== Excerpted records ==
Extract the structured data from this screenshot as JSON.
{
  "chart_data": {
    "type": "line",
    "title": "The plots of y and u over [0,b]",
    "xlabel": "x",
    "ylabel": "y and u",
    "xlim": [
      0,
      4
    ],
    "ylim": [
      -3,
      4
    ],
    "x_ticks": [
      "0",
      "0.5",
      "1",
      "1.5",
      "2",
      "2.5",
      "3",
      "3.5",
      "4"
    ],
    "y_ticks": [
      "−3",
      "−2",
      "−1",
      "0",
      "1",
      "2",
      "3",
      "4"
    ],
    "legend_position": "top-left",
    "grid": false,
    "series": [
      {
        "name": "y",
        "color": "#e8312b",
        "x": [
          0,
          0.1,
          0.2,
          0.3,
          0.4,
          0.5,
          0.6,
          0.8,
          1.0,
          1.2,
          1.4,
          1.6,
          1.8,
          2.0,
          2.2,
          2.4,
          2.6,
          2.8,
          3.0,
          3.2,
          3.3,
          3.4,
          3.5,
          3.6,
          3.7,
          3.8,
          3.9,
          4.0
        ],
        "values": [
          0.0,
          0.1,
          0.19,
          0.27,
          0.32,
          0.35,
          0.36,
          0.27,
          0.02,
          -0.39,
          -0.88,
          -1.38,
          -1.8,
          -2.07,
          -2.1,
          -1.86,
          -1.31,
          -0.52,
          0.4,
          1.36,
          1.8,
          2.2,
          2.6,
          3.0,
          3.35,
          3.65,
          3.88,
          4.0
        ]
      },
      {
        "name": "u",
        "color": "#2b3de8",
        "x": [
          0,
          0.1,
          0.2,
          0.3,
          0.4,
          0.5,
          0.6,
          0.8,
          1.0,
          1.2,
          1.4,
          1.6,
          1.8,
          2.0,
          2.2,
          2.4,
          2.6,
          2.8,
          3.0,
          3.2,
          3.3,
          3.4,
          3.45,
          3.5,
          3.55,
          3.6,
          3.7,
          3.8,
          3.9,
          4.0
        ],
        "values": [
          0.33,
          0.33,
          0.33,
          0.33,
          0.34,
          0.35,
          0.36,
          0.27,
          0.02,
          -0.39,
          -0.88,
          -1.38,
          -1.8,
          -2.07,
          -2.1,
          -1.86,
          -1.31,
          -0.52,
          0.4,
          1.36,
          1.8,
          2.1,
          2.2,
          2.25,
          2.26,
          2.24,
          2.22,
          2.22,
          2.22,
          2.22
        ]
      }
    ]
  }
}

== The exercise ==
Return all of the entries exactly as they were supplied.

== Solution ==
Extract the structured data from this screenshot as JSON.
{
  "chart_data": {
    "type": "line",
    "title": "The plots of y and u over [0,b]",
    "xlabel": "x",
    "ylabel": "y and u",
    "xlim": [
      0,
      4
    ],
    "ylim": [
      -3,
      4
    ],
    "x_ticks": [
      "0",
      "0.5",
      "1",
      "1.5",
      "2",
      "2.5",
      "3",
      "3.5",
      "4"
    ],
    "y_ticks": [
      "−3",
      "−2",
      "−1",
      "0",
      "1",
      "2",
      "3",
      "4"
    ],
    "legend_position": "top-left",
    "grid": false,
    "series": [
      {
        "name": "y",
        "color": "#e8312b",
        "x": [
          0,
          0.1,
          0.2,
          0.3,
          0.4,
          0.5,
          0.6,
          0.8,
          1.0,
          1.2,
          1.4,
          1.6,
          1.8,
          2.0,
          2.2,
          2.4,
          2.6,
          2.8,
          3.0,
          3.2,
          3.3,
          3.4,
          3.5,
          3.6,
          3.7,
          3.8,
          3.9,
          4.0
        ],
        "values": [
          0.0,
          0.1,
          0.19,
          0.27,
          0.32,
          0.35,
          0.36,
          0.27,
          0.02,
          -0.39,
          -0.88,
          -1.38,
          -1.8,
          -2.07,
          -2.1,
          -1.86,
          -1.31,
          -0.52,
          0.4,
          1.36,
          1.8,
          2.2,
          2.6,
          3.0,
          3.35,
          3.65,
          3.88,
          4.0
        ]
      },
      {
        "name": "u",
        "color": "#2b3de8",
        "x": [
          0,
          0.1,
          0.2,
          0.3,
          0.4,
          0.5,
          0.6,
          0.8,
          1.0,
          1.2,
          1.4,
          1.6,
          1.8,
          2.0,
          2.2,
          2.4,
          2.6,
          2.8,
          3.0,
          3.2,
          3.3,
          3.4,
          3.45,
          3.5,
          3.55,
          3.6,
          3.7,
          3.8,
          3.9,
          4.0
        ],
        "values": [
          0.33,
          0.33,
          0.33,
          0.33,
          0.34,
          0.35,
          0.36,
          0.27,
          0.02,
          -0.39,
          -0.88,
          -1.38,
          -1.8,
          -2.07,
          -2.1,
          -1.86,
          -1.31,
          -0.52,
          0.4,
          1.36,
          1.8,
          2.1,
          2.2,
          2.25,
          2.26,
          2.24,
          2.22,
          2.22,
          2.22,
          2.22
        ]
      }
    ]
  }
}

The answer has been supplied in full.